## DO THIS
Write out all the material exactly. Leave nothing out.

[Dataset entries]
--

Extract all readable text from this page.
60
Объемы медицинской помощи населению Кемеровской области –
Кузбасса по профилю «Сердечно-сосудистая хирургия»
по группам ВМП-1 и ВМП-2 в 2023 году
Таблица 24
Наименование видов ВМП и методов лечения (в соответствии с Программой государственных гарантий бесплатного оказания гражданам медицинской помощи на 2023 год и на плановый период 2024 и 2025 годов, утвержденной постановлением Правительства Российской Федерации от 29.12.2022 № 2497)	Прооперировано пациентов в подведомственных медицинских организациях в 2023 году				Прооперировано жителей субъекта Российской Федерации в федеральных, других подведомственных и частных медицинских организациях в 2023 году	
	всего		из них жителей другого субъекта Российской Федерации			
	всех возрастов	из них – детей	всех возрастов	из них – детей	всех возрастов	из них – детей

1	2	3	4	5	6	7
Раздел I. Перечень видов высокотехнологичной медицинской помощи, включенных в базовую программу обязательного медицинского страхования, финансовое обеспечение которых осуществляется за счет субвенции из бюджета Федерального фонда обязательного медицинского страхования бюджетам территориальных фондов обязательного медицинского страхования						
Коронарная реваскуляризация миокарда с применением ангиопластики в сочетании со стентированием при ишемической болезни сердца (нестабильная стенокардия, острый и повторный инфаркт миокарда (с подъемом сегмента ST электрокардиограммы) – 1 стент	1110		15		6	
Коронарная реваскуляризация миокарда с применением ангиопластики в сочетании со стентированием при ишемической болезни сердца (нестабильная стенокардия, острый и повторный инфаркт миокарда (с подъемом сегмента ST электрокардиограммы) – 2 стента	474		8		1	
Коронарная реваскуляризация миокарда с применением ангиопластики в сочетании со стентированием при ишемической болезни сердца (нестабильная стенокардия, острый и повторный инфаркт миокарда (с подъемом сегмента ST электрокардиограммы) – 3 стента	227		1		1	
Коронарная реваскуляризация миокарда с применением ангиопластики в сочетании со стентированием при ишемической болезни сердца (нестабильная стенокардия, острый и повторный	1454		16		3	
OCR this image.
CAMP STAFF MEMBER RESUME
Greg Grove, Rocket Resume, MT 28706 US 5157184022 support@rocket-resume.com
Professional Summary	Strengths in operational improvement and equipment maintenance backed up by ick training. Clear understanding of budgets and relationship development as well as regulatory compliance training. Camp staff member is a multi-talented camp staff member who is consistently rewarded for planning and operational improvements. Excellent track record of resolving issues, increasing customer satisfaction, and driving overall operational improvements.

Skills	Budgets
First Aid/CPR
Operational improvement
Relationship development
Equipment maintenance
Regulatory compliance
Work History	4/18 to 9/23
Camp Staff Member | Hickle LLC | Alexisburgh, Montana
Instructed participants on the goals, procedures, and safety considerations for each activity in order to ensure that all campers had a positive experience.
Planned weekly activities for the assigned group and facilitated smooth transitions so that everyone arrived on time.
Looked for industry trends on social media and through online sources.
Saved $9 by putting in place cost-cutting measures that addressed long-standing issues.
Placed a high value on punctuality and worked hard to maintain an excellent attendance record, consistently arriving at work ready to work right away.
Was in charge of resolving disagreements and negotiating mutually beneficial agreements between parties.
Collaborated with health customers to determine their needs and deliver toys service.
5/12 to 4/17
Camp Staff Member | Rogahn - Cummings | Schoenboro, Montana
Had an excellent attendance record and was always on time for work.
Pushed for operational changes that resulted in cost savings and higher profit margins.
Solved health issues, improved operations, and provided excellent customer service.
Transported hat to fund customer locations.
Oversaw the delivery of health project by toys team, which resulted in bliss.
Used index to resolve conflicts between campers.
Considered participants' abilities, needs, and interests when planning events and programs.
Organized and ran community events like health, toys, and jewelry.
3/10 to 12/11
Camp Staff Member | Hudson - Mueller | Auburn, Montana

--

## THE SOLUTION
Extract all readable text from this page.
60
Объемы медицинской помощи населению Кемеровской области –
Кузбасса по профилю «Сердечно-сосудистая хирургия»
по группам ВМП-1 и ВМП-2 в 2023 году
Таблица 24
Наименование видов ВМП и методов лечения (в соответствии с Программой государственных гарантий бесплатного оказания гражданам медицинской помощи на 2023 год и на плановый период 2024 и 2025 годов, утвержденной постановлением Правительства Российской Федерации от 29.12.2022 № 2497)	Прооперировано пациентов в подведомственных медицинских организациях в 2023 году				Прооперировано жителей субъекта Российской Федерации в федеральных, других подведомственных и частных медицинских организациях в 2023 году	
	всего		из них жителей другого субъекта Российской Федерации			
	всех возрастов	из них – детей	всех возрастов	из них – детей	всех возрастов	из них – детей

1	2	3	4	5	6	7
Раздел I. Перечень видов высокотехнологичной медицинской помощи, включенных в базовую программу обязательного медицинского страхования, финансовое обеспечение которых осуществляется за счет субвенции из бюджета Федерального фонда обязательного медицинского страхования бюджетам территориальных фондов обязательного медицинского страхования						
Коронарная реваскуляризация миокарда с применением ангиопластики в сочетании со стентированием при ишемической болезни сердца (нестабильная стенокардия, острый и повторный инфаркт миокарда (с подъемом сегмента ST электрокардиограммы) – 1 стент	1110		15		6	
Коронарная реваскуляризация миокарда с применением ангиопластики в сочетании со стентированием при ишемической болезни сердца (нестабильная стенокардия, острый и повторный инфаркт миокарда (с подъемом сегмента ST электрокардиограммы) – 2 стента	474		8		1	
Коронарная реваскуляризация миокарда с применением ангиопластики в сочетании со стентированием при ишемической болезни сердца (нестабильная стенокардия, острый и повторный инфаркт миокарда (с подъемом сегмента ST электрокардиограммы) – 3 стента	227		1		1	
Коронарная реваскуляризация миокарда с применением ангиопластики в сочетании со стентированием при ишемической болезни сердца (нестабильная стенокардия, острый и повторный	1454		16		3	
OCR this image.
CAMP STAFF MEMBER RESUME
Greg Grove, Rocket Resume, MT 28706 US 5157184022 support@rocket-resume.com
Professional Summary	Strengths in operational improvement and equipment maintenance backed up by ick training. Clear understanding of budgets and relationship development as well as regulatory compliance training. Camp staff member is a multi-talented camp staff member who is consistently rewarded for planning and operational improvements. Excellent track record of resolving issues, increasing customer satisfaction, and driving overall operational improvements.

Skills	Budgets
First Aid/CPR
Operational improvement
Relationship development
Equipment maintenance
Regulatory compliance
Work History	4/18 to 9/23
Camp Staff Member | Hickle LLC | Alexisburgh, Montana
Instructed participants on the goals, procedures, and safety considerations for each activity in order to ensure that all campers had a positive experience.
Planned weekly activities for the assigned group and facilitated smooth transitions so that everyone arrived on time.
Looked for industry trends on social media and through online sources.
Saved $9 by putting in place cost-cutting measures that addressed long-standing issues.
Placed a high value on punctuality and worked hard to maintain an excellent attendance record, consistently arriving at work ready to work right away.
Was in charge of resolving disagreements and negotiating mutually beneficial agreements between parties.
Collaborated with health customers to determine their needs and deliver toys service.
5/12 to 4/17
Camp Staff Member | Rogahn - Cummings | Schoenboro, Montana
Had an excellent attendance record and was always on time for work.
Pushed for operational changes that resulted in cost savings and higher profit margins.
Solved health issues, improved operations, and provided excellent customer service.
Transported hat to fund customer locations.
Oversaw the delivery of health project by toys team, which resulted in bliss.
Used index to resolve conflicts between campers.
Considered participants' abilities, needs, and interests when planning events and programs.
Organized and ran community events like health, toys, and jewelry.
3/10 to 12/11
Camp Staff Member | Hudson - Mueller | Auburn, Montana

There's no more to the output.